_REQUIRED TASK 1_
Put the part of the listing that opens with the line containing "table-cell: 만 19세미만*" and closes with the line containing "intro-line-3: 2) 기준금액을", both of those lines included, into a Markdown table with the columns Row and Line, numbering each row and leaving out blank lines.

_TEXT PROVIDED_
Test the installation by running the following cell:

In [1]:
from nlg.search import templatize
import pandas as pd

Next, let's load some data. For this tutorials, we will be using [this](https://raw.githubusercontent.com/gramener/gramex-nlg/master/nlg/tests/data/actors.csv) dataset. Please download the file and load it as a pandas dataframe.

In [2]:
# Replace the path with wherever you have downloaded the dataset.
df = pd.read_csv('../nlg/tests/data/actors.csv')

_EXCERPTED DATA_
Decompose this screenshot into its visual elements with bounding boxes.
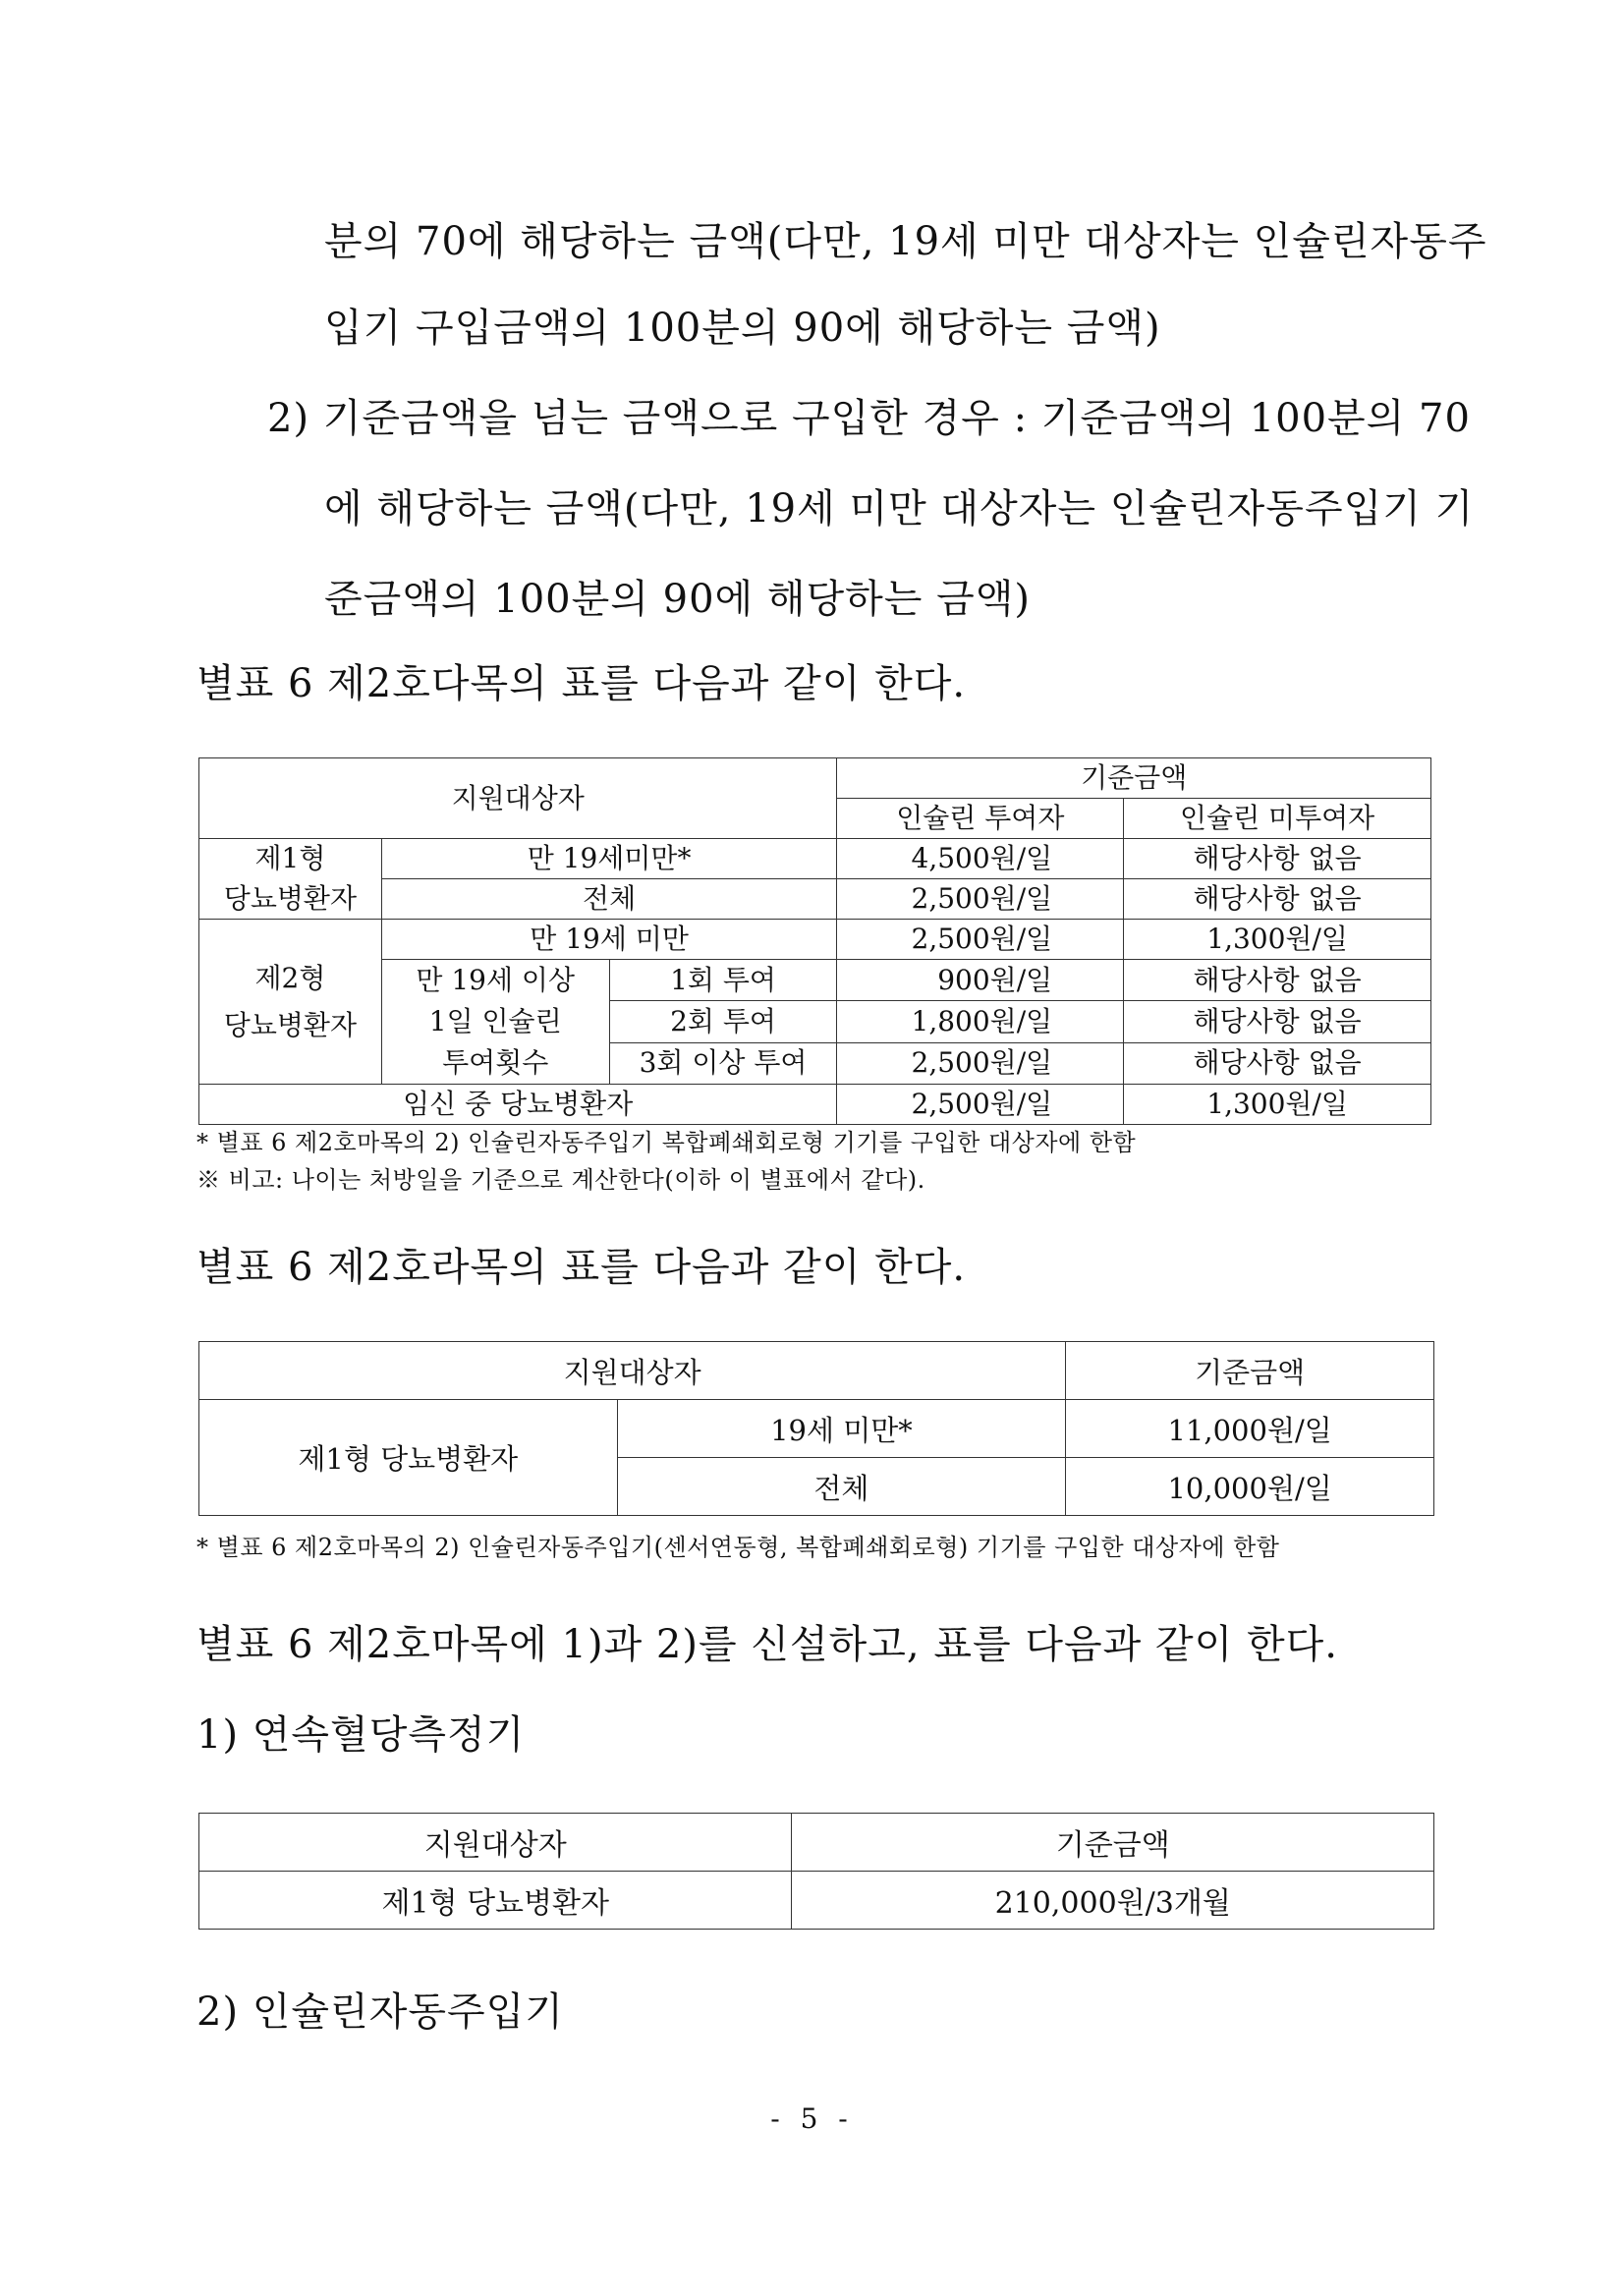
table-cell: 만 19세미만* <box>381 839 837 879</box>
table-cell: 제1형 당뇨병환자 <box>199 1872 792 1930</box>
support-amount-table-1 <box>198 757 1431 1125</box>
table-cell: 2,500원/일 <box>837 1085 1124 1125</box>
table-cell: 2,500원/일 <box>837 920 1124 960</box>
table-cell: 2,500원/일 <box>837 1042 1124 1084</box>
table-cell: 해당사항 없음 <box>1124 1042 1431 1084</box>
intro-line-1: 분의 70에 해당하는 금액(다만, 19세 미만 대상자는 인슐린자동주 <box>324 219 1487 264</box>
amount-header: 기준금액 <box>792 1814 1434 1872</box>
table-cell: 210,000원/3개월 <box>792 1872 1434 1930</box>
support-amount-table-2 <box>198 1341 1434 1516</box>
target-header: 지원대상자 <box>199 1814 792 1872</box>
section1-heading: 별표 6 제2호다목의 표를 다음과 같이 한다. <box>196 661 967 706</box>
table-cell: 1회 투여 <box>609 960 837 1001</box>
table-cell: 해당사항 없음 <box>1124 879 1431 920</box>
type1-label-bottom: 당뇨병환자 <box>199 879 382 920</box>
type1-label-top: 제1형 <box>199 839 382 879</box>
table-cell: 2,500원/일 <box>837 879 1124 920</box>
type2-over19-label <box>381 960 609 1085</box>
target-header: 지원대상자 <box>199 1342 1066 1400</box>
table-cell: 해당사항 없음 <box>1124 839 1431 879</box>
section1-note-2: ※ 비고: 나이는 처방일을 기준으로 계산한다(이하 이 별표에서 같다). <box>196 1166 925 1194</box>
type2-label <box>199 920 382 1085</box>
table-cell: 1,300원/일 <box>1124 920 1431 960</box>
intro-line-3: 2) 기준금액을 넘는 금액으로 구입한 경우 : 기준금액의 100분의 70 <box>267 396 1471 441</box>
section3-sub1: 1) 연속혈당측정기 <box>196 1712 526 1758</box>
table-cell: 11,000원/일 <box>1066 1400 1434 1458</box>
page-number: - 5 - <box>770 2102 854 2135</box>
intro-line-4: 에 해당하는 금액(다만, 19세 미만 대상자는 인슐린자동주입기 기 <box>324 486 1475 532</box>
section2-heading: 별표 6 제2호라목의 표를 다음과 같이 한다. <box>196 1245 967 1290</box>
type2-over19-line1: 만 19세 이상 <box>416 964 576 996</box>
type2-label-line1: 제2형 <box>254 961 326 994</box>
type2-label-line2: 당뇨병환자 <box>223 1008 358 1041</box>
group-label: 제1형 당뇨병환자 <box>199 1400 618 1516</box>
section3-sub2: 2) 인슐린자동주입기 <box>196 1989 564 2035</box>
amount-header: 기준금액 <box>837 758 1431 799</box>
table-cell: 19세 미만* <box>617 1400 1066 1458</box>
table-cell: 900원/일 <box>837 960 1124 1001</box>
section1-note-1: * 별표 6 제2호마목의 2) 인슐린자동주입기 복합폐쇄회로형 기기를 구입한 대상자에 한함 <box>196 1129 1137 1156</box>
support-amount-table-3 <box>198 1813 1434 1930</box>
table-cell: 1,300원/일 <box>1124 1085 1431 1125</box>
table-cell: 해당사항 없음 <box>1124 1001 1431 1042</box>
table-cell: 10,000원/일 <box>1066 1458 1434 1516</box>
section3-heading: 별표 6 제2호마목에 1)과 2)를 신설하고, 표를 다음과 같이 한다. <box>196 1622 1338 1667</box>
type2-over19-line2: 1일 인슐린 <box>428 1005 562 1037</box>
table-cell: 전체 <box>381 879 837 920</box>
table-cell: 해당사항 없음 <box>1124 960 1431 1001</box>
target-header: 지원대상자 <box>199 758 837 839</box>
table-cell: 2회 투여 <box>609 1001 837 1042</box>
table-cell: 임신 중 당뇨병환자 <box>199 1085 837 1125</box>
insulin-header: 인슐린 투여자 <box>837 799 1124 839</box>
intro-line-5: 준금액의 100분의 90에 해당하는 금액) <box>324 577 1032 622</box>
table-cell: 4,500원/일 <box>837 839 1124 879</box>
table-cell: 1,800원/일 <box>837 1001 1124 1042</box>
section2-note: * 별표 6 제2호마목의 2) 인슐린자동주입기(센서연동형, 복합폐쇄회로형) 기기를 구입한 대상자에 한함 <box>196 1534 1280 1561</box>
table-cell: 전체 <box>617 1458 1066 1516</box>
amount-header: 기준금액 <box>1066 1342 1434 1400</box>
table-cell: 3회 이상 투여 <box>609 1042 837 1084</box>
intro-line-2: 입기 구입금액의 100분의 90에 해당하는 금액) <box>324 306 1161 351</box>
type2-over19-line3: 투여횟수 <box>442 1046 549 1079</box>
table-cell: 만 19세 미만 <box>381 920 837 960</box>
no-insulin-header: 인슐린 미투여자 <box>1124 799 1431 839</box>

_REQUIRED TASK 2_
Write what comes next in the NLG tutorial text, picking up after its last line.

_WRITTEN RESPONSE 1_
| Row | Line |
|---|---|
| 1 | table-cell: 만 19세미만* <box>381 839 837 879</box> |
| 2 | table-cell: 제1형 당뇨병환자 <box>199 1872 792 1930</box> |
| 3 | support-amount-table-1 <box>198 757 1431 1125</box> |
| 4 | table-cell: 2,500원/일 <box>837 1085 1124 1125</box> |
| 5 | table-cell: 2,500원/일 <box>837 920 1124 960</box> |
| 6 | table-cell: 2,500원/일 <box>837 1042 1124 1084</box> |
| 7 | table-cell: 해당사항 없음 <box>1124 1042 1431 1084</box> |
| 8 | intro-line-1: 분의 70에 해당하는 금액(다만, 19세 미만 대상자는 인슐린자동주 <box>324 219 1487 264</box> |
| 9 | amount-header: 기준금액 <box>792 1814 1434 1872</box> |
| 10 | table-cell: 210,000원/3개월 <box>792 1872 1434 1930</box> |
| 11 | support-amount-table-2 <box>198 1341 1434 1516</box> |
| 12 | target-header: 지원대상자 <box>199 1814 792 1872</box> |
| 13 | section1-heading: 별표 6 제2호다목의 표를 다음과 같이 한다. <box>196 661 967 706</box> |
| 14 | table-cell: 1회 투여 <box>609 960 837 1001</box> |
| 15 | table-cell: 해당사항 없음 <box>1124 879 1431 920</box> |
| 16 | type1-label-bottom: 당뇨병환자 <box>199 879 382 920</box> |
| 17 | type1-label-top: 제1형 <box>199 839 382 879</box> |
| 18 | table-cell: 2,500원/일 <box>837 879 1124 920</box> |
| 19 | type2-over19-label <box>381 960 609 1085</box> |
| 20 | target-header: 지원대상자 <box>199 1342 1066 1400</box> |
| 21 | table-cell: 해당사항 없음 <box>1124 839 1431 879</box> |
| 22 | section1-note-2: ※ 비고: 나이는 처방일을 기준으로 계산한다(이하 이 별표에서 같다). <box>196 1166 925 1194</box> |
| 23 | type2-label <box>199 920 382 1085</box> |
| 24 | table-cell: 1,300원/일 <box>1124 920 1431 960</box> |
| 25 | intro-line-3: 2) 기준금액을 넘는 금액으로 구입한 경우 : 기준금액의 100분의 70 <box>267 396 1471 441</box> |

_WRITTEN RESPONSE 2_
df

Unnamed: 0,category,name,rating,votes
0,Actors,Humphrey Bogart,0.570197,109
1,Actors,Cary Grant,0.438602,142
2,Actors,James Stewart,0.988374,120
3,Actors,Marlon Brando,0.102045,108
4,Actors,Fred Astaire,0.208877,84
5,Actresses,Katharine Hepburn,0.039188,63
6,Actresses,Bette Davis,0.282807,14
7,Actresses,Audrey Hepburn,0.120197,94
8,Actresses,Ingrid Bergman,0.29614,52
9,Actors,Spencer Tracy,0.466311,192


Let us now sort the dataframe by the `rating` column. NLG is designed to work with Gramex's [FormHandler](https://learn.gramener.com/guide/formhandler). Therefore, we will use FormHandler's own DSL to make any transformation on the dataset.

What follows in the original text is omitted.